Data records
<<<<

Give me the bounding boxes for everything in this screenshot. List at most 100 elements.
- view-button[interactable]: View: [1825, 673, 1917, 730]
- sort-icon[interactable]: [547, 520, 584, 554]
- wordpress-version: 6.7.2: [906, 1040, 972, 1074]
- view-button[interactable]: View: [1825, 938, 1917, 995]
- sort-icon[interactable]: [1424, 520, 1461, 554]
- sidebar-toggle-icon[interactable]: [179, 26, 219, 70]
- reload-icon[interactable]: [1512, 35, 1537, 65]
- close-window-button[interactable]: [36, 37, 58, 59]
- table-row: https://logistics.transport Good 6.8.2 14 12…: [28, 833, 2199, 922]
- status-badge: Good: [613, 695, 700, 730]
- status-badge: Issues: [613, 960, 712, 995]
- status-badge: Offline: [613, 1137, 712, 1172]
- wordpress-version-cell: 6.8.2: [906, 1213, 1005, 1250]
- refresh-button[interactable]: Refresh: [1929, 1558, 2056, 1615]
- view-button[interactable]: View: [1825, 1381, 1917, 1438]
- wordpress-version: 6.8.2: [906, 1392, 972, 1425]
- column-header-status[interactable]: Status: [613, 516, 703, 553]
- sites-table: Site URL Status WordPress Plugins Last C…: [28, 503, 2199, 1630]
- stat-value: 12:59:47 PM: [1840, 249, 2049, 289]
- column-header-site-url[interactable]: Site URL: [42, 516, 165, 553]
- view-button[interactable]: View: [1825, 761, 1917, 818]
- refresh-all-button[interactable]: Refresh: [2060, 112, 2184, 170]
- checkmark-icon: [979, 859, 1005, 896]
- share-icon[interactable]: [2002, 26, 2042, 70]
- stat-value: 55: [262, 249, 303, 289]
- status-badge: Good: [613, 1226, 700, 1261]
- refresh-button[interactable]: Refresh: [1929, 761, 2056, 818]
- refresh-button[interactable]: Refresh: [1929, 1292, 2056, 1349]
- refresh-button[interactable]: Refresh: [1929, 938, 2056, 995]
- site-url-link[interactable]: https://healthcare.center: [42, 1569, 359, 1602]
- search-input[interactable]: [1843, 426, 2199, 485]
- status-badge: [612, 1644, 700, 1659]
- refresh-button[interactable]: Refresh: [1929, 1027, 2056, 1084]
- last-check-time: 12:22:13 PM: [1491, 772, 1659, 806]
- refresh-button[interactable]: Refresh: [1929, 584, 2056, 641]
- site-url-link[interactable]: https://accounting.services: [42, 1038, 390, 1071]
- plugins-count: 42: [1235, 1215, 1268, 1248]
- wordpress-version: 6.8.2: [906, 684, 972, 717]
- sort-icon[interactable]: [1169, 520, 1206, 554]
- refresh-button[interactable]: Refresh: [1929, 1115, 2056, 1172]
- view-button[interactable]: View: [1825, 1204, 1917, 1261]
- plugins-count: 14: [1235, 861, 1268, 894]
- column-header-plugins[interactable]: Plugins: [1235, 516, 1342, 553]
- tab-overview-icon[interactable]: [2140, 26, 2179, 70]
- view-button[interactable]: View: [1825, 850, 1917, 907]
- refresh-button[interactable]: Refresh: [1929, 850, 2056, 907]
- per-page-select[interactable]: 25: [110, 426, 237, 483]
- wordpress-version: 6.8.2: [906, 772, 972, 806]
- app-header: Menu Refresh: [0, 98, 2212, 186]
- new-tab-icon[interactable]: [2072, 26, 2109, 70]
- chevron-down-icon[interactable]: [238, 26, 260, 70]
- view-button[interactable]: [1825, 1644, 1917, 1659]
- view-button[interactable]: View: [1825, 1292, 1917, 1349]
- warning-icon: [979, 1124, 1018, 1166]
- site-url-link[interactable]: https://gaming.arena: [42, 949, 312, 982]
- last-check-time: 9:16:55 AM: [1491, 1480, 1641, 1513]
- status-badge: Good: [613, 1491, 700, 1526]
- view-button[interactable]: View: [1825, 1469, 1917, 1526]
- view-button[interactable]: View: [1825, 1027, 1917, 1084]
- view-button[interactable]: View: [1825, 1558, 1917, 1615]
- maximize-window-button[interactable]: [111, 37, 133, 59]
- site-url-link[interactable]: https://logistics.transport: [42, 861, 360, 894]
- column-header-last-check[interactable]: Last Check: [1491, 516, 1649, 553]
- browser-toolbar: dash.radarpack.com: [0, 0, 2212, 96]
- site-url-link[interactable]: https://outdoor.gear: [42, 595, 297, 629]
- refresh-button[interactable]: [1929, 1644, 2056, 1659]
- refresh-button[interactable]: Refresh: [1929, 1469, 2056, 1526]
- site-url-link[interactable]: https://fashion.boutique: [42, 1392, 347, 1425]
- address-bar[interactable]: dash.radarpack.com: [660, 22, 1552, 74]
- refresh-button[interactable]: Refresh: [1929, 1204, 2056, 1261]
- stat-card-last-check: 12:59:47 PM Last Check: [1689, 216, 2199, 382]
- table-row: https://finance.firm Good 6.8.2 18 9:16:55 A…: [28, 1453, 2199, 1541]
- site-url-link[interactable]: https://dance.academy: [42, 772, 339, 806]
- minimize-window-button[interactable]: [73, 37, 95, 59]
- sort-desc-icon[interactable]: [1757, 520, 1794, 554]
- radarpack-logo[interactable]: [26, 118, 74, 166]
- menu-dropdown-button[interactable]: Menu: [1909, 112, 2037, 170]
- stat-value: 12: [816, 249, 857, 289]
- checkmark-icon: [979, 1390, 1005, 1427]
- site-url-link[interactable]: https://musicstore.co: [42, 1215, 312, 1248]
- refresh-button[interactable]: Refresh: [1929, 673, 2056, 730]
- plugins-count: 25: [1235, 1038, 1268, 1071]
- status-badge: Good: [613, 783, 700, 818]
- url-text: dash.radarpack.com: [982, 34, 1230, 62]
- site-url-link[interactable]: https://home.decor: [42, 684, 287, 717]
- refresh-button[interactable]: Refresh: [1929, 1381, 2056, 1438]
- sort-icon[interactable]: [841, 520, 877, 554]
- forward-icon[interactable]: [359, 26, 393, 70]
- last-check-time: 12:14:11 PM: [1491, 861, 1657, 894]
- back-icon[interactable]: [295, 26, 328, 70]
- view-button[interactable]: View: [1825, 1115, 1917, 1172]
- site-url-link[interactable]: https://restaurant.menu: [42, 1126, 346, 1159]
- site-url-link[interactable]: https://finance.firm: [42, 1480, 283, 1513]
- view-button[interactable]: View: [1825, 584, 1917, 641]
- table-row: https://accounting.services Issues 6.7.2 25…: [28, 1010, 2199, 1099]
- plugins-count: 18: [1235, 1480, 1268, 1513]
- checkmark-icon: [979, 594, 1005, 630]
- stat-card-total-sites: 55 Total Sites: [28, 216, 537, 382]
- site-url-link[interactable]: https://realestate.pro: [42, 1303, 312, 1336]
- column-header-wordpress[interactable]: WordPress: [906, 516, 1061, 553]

>>>>

**Short exercise**. Count how many lines in the rows above contain the string "finance". Reply with the number alone.

**Answer to the exercise**. 2